▸ **What to do**: In the records below, find the line containing "Give me a plain-text"; give it again exactly, along with every line that follows, and nothing else.

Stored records
+---+
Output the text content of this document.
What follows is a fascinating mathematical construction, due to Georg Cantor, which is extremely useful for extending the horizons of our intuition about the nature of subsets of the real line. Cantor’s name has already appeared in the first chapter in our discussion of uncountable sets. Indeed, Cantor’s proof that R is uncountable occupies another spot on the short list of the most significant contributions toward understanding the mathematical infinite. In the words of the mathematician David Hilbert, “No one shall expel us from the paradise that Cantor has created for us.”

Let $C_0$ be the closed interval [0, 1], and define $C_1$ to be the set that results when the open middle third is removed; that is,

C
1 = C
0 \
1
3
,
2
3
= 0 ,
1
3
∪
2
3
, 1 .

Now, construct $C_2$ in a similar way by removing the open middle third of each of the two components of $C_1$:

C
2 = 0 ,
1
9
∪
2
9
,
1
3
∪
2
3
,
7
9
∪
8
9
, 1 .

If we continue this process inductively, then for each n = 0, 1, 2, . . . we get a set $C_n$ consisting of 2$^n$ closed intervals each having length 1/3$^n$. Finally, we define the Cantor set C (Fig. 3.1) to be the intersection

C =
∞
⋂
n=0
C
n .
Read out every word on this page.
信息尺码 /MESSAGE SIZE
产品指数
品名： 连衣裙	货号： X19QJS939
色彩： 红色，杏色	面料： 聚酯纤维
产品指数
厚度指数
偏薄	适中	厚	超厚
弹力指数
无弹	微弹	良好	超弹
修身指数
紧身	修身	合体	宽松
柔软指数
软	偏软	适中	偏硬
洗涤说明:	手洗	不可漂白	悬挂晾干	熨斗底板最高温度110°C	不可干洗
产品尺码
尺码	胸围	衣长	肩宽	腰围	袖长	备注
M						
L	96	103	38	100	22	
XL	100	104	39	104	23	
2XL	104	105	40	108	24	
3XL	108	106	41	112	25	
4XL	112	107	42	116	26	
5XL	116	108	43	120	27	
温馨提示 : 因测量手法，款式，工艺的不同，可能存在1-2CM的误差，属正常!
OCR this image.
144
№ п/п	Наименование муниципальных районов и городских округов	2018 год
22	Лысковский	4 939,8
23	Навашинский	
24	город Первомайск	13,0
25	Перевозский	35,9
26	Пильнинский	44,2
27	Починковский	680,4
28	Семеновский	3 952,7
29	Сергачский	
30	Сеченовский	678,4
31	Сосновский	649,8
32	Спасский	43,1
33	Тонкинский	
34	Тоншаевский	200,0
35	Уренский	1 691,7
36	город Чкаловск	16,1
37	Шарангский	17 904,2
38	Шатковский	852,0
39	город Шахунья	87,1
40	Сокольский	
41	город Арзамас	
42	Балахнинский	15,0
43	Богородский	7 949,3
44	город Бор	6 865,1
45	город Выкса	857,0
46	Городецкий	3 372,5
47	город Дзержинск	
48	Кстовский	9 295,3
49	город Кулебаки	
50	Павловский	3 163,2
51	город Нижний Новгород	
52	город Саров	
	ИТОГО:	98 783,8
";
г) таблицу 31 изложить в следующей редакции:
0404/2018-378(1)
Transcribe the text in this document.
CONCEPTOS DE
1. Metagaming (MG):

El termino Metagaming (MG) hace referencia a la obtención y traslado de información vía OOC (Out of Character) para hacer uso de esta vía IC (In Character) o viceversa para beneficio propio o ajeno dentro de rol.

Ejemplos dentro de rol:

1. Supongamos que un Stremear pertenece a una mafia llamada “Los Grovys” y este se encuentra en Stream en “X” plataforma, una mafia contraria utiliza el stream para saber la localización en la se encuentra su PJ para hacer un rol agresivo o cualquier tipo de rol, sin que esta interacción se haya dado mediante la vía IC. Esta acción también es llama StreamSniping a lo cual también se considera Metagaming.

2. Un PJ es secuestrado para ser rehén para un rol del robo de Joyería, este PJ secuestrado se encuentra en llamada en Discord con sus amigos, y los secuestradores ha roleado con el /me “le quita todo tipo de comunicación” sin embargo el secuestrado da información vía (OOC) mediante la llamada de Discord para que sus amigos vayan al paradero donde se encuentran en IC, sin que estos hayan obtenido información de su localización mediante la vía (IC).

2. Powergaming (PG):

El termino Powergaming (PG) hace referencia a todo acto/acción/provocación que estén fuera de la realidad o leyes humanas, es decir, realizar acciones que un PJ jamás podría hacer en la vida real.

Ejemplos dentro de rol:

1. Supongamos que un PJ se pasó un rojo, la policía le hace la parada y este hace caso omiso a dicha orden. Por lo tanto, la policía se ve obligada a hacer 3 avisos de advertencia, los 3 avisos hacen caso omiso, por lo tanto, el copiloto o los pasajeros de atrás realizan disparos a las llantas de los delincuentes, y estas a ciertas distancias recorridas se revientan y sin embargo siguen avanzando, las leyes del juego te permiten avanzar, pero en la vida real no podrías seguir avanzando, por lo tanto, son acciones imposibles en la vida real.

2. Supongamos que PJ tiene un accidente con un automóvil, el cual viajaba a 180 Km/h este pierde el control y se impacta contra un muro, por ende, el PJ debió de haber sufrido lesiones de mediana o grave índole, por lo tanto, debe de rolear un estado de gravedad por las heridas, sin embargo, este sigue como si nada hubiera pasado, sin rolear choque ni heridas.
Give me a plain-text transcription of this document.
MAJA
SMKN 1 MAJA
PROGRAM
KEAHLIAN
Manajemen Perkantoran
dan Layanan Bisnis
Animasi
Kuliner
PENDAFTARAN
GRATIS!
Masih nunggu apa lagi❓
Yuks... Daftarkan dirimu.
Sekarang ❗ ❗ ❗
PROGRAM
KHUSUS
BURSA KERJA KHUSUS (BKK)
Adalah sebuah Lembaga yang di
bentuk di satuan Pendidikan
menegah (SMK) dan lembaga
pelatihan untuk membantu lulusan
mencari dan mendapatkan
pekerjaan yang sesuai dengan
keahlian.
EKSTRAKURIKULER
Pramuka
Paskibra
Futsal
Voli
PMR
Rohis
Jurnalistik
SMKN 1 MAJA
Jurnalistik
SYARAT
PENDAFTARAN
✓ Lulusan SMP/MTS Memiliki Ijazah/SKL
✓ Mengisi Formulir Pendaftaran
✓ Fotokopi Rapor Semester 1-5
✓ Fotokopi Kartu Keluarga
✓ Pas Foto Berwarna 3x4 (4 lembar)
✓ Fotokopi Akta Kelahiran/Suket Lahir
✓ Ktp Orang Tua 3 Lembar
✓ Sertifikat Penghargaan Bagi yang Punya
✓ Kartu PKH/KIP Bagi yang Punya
+---+
▸ **Answer**:
Give me a plain-text transcription of this document.
MAJA
SMKN 1 MAJA
PROGRAM
KEAHLIAN
Manajemen Perkantoran
dan Layanan Bisnis
Animasi
Kuliner
PENDAFTARAN
GRATIS!
Masih nunggu apa lagi❓
Yuks... Daftarkan dirimu.
Sekarang ❗ ❗ ❗
PROGRAM
KHUSUS
BURSA KERJA KHUSUS (BKK)
Adalah sebuah Lembaga yang di
bentuk di satuan Pendidikan
menegah (SMK) dan lembaga
pelatihan untuk membantu lulusan
mencari dan mendapatkan
pekerjaan yang sesuai dengan
keahlian.
EKSTRAKURIKULER
Pramuka
Paskibra
Futsal
Voli
PMR
Rohis
Jurnalistik
SMKN 1 MAJA
Jurnalistik
SYARAT
PENDAFTARAN
✓ Lulusan SMP/MTS Memiliki Ijazah/SKL
✓ Mengisi Formulir Pendaftaran
✓ Fotokopi Rapor Semester 1-5
✓ Fotokopi Kartu Keluarga
✓ Pas Foto Berwarna 3x4 (4 lembar)
✓ Fotokopi Akta Kelahiran/Suket Lahir
✓ Ktp Orang Tua 3 Lembar
✓ Sertifikat Penghargaan Bagi yang Punya
✓ Kartu PKH/KIP Bagi yang Punya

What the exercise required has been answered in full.